Find the word "Livability" in the data. Return every line where it appears.

(Collection entries)

= = = =

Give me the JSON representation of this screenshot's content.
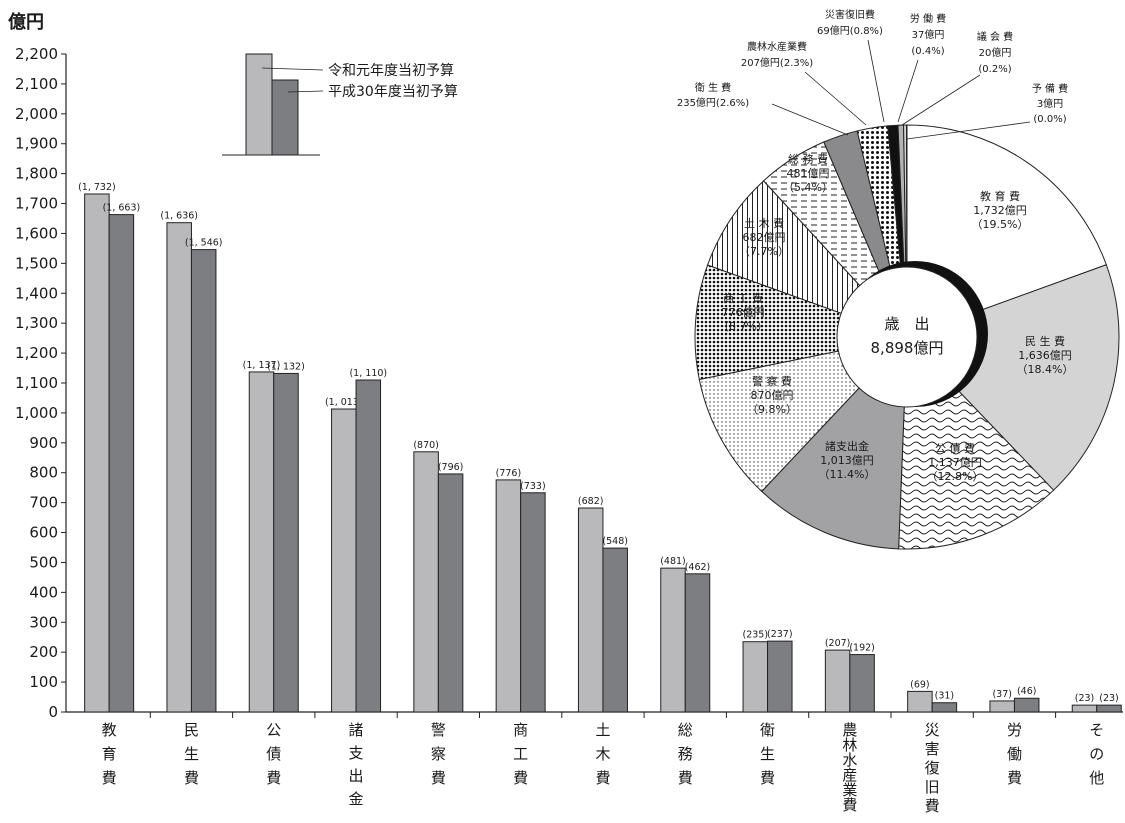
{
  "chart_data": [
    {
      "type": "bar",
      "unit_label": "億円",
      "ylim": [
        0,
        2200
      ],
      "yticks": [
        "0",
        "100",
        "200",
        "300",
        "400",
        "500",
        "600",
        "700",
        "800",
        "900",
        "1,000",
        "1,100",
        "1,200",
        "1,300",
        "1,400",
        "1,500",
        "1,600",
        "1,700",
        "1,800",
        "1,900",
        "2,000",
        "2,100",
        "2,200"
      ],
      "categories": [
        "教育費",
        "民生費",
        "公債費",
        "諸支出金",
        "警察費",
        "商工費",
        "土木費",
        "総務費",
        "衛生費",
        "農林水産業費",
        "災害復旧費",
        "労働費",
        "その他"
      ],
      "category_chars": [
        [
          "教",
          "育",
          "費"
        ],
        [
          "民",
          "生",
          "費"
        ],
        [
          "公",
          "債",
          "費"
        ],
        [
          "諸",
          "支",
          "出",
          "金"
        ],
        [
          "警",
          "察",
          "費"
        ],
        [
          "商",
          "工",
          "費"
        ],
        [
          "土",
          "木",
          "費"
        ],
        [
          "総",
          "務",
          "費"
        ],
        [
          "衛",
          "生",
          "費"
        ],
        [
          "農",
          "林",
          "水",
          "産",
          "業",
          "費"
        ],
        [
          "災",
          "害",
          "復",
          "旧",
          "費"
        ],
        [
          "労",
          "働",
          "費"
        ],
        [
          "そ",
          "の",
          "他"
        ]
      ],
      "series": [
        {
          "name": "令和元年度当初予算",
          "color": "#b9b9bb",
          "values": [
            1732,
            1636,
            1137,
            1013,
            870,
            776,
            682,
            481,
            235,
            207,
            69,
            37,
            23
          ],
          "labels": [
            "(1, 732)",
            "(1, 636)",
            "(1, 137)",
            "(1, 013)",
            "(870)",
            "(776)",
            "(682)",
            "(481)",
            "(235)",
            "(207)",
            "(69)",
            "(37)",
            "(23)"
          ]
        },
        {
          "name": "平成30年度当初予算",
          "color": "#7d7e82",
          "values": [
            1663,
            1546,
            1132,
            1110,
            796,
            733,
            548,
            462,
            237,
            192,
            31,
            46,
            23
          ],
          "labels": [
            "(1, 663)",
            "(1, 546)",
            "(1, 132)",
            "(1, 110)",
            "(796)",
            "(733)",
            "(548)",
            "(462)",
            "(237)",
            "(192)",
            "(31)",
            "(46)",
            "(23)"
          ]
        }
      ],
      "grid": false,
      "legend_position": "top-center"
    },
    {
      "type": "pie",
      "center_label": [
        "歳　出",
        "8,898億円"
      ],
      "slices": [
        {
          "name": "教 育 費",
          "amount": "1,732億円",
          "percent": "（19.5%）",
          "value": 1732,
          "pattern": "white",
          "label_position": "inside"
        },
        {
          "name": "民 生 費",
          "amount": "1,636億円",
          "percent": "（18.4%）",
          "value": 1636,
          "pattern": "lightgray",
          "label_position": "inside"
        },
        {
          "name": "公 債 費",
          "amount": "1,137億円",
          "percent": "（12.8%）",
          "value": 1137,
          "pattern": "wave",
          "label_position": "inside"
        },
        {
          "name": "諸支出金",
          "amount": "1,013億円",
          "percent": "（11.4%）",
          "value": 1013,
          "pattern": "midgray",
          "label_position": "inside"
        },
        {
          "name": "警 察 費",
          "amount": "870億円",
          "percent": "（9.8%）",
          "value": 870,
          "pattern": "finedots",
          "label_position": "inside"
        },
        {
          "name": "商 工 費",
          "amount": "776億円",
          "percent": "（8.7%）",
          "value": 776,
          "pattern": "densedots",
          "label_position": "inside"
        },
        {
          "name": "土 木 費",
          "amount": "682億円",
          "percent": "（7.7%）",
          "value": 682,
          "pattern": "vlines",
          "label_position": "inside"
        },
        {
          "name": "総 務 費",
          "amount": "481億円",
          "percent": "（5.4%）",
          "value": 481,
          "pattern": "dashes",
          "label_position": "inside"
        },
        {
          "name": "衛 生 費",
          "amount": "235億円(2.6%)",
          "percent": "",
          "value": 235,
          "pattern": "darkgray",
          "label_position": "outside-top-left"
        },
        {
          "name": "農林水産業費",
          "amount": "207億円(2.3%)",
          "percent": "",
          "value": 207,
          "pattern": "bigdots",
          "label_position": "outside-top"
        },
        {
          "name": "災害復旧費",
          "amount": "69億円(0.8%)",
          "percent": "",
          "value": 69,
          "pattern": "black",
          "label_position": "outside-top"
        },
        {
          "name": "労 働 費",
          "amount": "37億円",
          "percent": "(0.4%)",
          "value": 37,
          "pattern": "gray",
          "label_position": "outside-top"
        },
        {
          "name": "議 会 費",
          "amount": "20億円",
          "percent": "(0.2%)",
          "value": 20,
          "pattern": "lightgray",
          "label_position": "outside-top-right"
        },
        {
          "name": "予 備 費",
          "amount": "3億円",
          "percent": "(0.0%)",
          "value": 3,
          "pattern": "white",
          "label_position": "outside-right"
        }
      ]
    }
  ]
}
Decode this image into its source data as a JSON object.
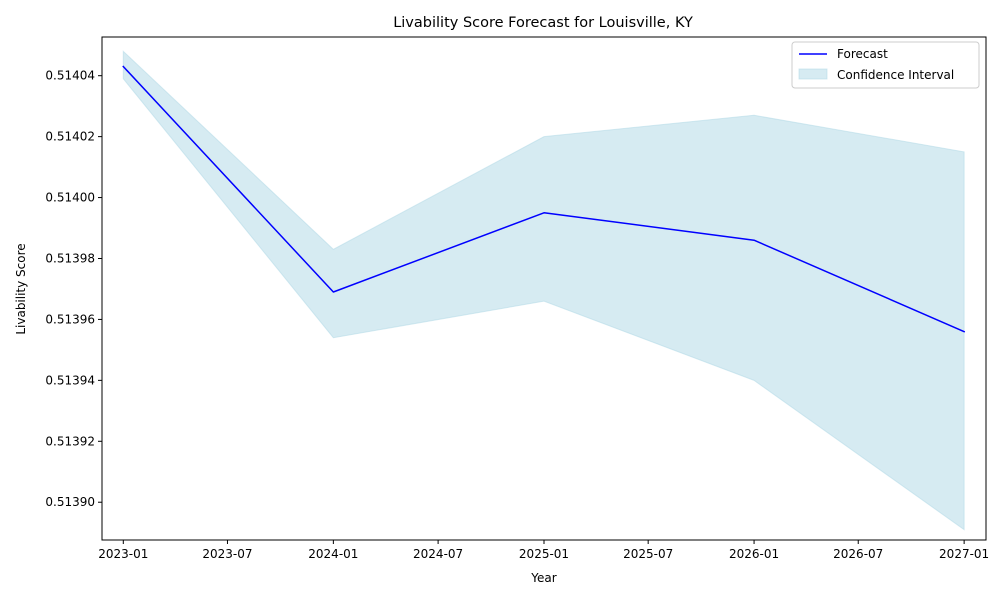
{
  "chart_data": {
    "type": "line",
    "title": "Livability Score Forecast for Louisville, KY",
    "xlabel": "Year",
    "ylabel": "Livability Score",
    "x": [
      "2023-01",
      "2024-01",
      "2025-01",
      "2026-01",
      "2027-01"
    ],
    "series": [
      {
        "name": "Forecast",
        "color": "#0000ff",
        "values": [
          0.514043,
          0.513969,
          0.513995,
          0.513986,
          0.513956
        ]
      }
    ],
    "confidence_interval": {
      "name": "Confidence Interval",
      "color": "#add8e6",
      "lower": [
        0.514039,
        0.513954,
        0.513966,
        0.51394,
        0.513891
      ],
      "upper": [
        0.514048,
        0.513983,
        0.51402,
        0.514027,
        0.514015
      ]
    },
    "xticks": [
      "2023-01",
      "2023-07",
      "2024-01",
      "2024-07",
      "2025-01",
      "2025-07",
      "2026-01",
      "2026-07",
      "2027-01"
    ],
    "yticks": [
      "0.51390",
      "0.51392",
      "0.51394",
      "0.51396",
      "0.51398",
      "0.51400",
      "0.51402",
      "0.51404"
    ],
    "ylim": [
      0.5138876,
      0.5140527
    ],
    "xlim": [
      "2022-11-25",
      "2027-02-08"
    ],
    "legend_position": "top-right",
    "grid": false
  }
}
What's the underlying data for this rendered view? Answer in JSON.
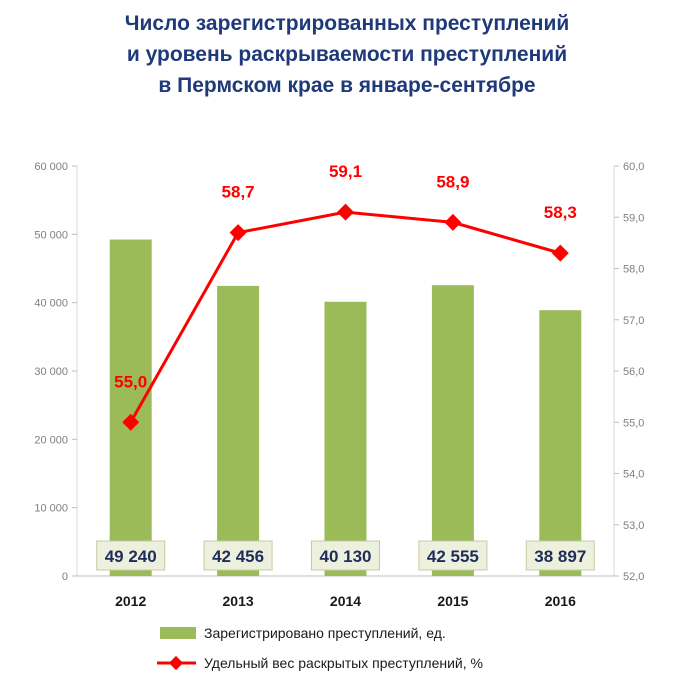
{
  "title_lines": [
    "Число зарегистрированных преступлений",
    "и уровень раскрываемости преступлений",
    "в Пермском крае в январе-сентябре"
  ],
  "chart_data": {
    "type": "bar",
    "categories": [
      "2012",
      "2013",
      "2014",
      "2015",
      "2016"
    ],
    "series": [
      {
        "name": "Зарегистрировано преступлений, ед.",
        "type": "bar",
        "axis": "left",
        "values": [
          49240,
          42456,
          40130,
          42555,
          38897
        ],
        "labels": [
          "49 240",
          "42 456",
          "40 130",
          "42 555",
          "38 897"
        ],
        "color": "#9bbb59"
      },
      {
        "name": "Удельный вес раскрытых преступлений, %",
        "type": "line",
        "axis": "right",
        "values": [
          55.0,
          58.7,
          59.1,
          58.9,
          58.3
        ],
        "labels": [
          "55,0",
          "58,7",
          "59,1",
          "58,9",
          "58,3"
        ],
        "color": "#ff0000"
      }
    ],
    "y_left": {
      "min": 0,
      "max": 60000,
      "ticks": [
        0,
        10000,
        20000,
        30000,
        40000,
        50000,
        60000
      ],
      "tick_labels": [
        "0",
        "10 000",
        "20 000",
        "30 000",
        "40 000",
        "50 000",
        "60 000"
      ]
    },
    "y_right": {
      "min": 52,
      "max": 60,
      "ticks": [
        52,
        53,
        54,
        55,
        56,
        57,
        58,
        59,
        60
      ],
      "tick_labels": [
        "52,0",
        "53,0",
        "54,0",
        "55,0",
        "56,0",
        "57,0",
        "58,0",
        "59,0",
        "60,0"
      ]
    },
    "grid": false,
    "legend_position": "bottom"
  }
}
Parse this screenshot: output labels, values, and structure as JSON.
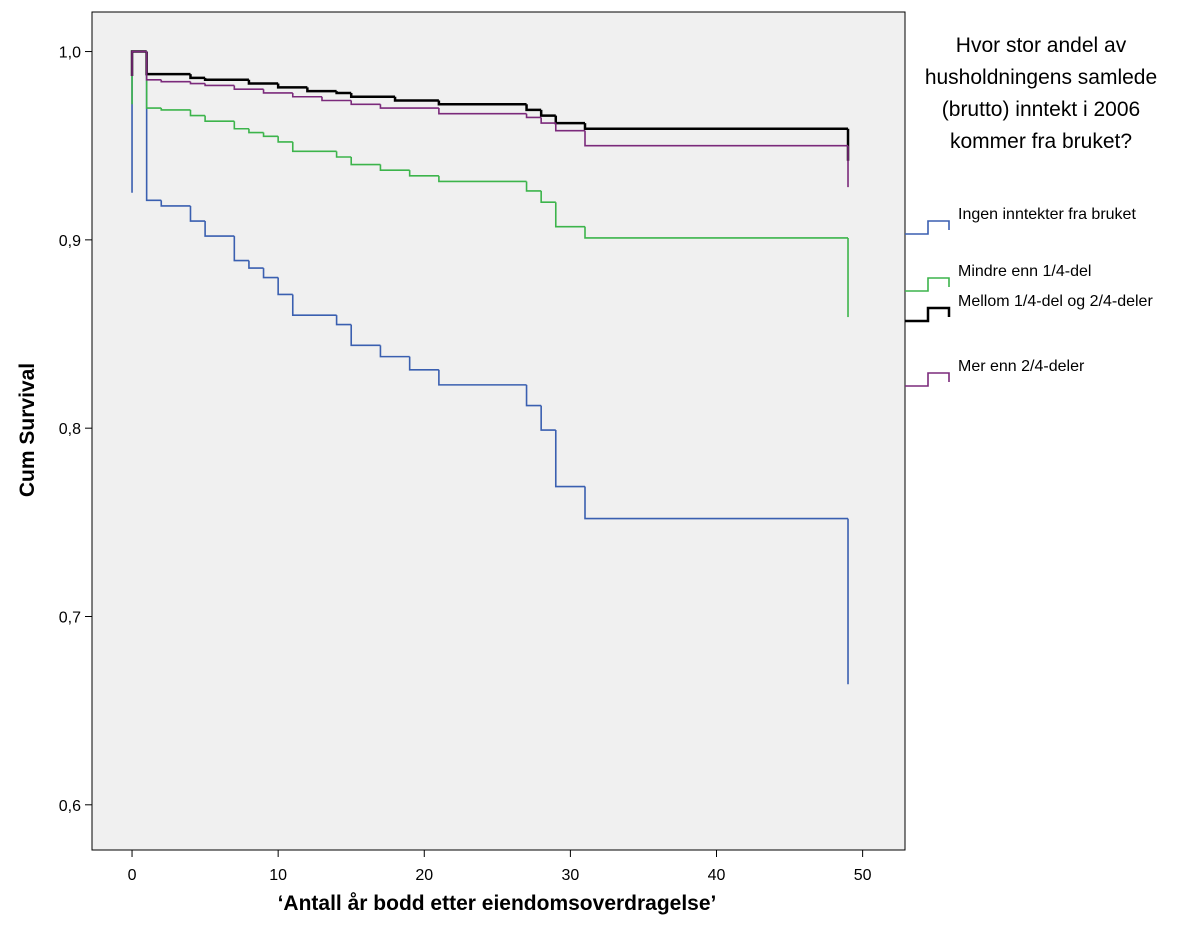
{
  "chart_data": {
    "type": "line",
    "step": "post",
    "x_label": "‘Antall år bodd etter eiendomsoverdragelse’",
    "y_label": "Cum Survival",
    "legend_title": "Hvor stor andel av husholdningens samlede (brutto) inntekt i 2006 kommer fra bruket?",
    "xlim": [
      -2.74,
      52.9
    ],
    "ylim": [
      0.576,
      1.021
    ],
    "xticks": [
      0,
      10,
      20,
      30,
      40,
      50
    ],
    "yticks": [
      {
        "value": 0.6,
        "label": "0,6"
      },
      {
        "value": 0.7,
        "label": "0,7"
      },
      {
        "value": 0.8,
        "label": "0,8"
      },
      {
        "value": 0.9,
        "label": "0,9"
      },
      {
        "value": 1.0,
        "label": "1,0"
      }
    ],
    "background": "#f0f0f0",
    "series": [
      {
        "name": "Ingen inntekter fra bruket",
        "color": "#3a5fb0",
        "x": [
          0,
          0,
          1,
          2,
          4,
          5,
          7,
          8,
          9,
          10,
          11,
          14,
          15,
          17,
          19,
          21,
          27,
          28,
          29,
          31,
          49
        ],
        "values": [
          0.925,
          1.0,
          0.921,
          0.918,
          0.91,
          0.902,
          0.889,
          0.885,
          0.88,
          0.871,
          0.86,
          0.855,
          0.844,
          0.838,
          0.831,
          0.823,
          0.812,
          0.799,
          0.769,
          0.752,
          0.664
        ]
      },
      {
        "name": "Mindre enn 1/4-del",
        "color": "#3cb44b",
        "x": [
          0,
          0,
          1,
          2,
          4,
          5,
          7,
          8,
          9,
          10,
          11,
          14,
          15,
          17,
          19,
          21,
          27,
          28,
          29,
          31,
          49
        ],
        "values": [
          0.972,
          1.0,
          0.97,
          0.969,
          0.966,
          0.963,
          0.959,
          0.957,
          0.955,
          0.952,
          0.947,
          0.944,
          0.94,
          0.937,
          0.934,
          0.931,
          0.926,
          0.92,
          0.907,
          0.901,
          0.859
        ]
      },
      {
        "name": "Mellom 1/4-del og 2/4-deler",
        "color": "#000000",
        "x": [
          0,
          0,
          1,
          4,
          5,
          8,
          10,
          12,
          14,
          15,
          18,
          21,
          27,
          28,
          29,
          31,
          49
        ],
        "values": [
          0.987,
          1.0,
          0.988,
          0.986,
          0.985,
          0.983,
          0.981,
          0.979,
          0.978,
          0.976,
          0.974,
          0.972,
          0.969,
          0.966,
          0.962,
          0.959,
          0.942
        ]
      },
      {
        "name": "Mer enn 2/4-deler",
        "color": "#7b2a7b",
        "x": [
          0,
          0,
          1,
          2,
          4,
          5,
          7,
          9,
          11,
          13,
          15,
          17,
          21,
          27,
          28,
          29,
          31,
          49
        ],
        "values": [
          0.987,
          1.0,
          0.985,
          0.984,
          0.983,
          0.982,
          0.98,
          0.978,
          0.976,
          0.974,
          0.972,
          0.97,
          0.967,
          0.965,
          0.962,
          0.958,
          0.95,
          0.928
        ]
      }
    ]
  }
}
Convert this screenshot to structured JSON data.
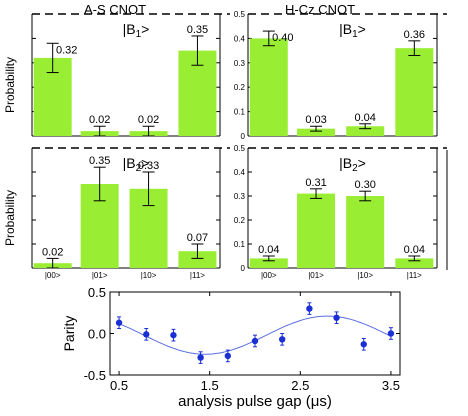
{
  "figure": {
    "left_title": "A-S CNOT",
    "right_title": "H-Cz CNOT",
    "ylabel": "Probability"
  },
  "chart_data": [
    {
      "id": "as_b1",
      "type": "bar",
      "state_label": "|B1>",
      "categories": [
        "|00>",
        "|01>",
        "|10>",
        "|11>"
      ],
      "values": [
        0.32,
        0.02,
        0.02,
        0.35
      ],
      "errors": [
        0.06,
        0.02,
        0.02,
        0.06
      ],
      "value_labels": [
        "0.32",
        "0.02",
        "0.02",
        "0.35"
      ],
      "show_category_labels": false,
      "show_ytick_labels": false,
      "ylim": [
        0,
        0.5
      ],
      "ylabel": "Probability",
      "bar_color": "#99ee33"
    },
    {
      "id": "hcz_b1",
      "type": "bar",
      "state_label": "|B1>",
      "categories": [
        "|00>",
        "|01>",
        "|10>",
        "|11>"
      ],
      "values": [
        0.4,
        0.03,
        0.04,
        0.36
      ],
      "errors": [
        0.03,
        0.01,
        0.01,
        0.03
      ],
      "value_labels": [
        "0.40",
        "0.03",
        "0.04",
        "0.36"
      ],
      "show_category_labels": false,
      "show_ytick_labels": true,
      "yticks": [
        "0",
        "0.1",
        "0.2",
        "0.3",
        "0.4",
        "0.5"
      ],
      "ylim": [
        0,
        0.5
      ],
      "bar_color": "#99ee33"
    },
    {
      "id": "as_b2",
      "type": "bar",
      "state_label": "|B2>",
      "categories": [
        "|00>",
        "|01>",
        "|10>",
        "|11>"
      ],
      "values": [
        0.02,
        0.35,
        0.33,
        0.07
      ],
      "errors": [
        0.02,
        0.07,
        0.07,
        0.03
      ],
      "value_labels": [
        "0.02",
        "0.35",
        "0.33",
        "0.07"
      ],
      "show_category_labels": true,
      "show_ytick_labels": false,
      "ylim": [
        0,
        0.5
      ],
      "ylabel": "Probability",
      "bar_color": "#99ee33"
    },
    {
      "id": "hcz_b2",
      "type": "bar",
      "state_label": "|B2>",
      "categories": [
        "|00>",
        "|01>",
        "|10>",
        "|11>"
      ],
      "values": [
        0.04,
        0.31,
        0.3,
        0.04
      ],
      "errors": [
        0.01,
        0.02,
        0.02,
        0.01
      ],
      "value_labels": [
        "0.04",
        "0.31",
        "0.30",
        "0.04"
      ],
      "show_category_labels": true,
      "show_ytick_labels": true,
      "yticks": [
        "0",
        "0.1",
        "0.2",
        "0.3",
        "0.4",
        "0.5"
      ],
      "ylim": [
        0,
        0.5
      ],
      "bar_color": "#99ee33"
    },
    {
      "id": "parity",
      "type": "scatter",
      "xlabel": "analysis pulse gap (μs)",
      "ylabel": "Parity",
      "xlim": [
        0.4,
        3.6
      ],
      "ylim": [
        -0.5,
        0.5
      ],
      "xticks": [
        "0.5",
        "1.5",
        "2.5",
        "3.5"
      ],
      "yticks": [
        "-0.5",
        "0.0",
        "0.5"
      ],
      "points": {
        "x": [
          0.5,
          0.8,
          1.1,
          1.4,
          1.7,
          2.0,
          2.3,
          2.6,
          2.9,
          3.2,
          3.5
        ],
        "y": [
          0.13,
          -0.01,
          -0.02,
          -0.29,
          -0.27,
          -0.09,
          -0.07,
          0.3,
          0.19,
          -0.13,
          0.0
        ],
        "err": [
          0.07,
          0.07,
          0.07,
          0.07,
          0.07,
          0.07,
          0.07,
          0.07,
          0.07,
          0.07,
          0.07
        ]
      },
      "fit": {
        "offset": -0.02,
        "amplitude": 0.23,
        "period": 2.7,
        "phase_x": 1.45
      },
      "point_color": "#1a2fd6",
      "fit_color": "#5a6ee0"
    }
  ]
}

= = = =

*ANSWER TO THE PROBLEM*:
    "title": "Livability Score Forecast for Louisville, KY",
    "ylabel": "Livability Score",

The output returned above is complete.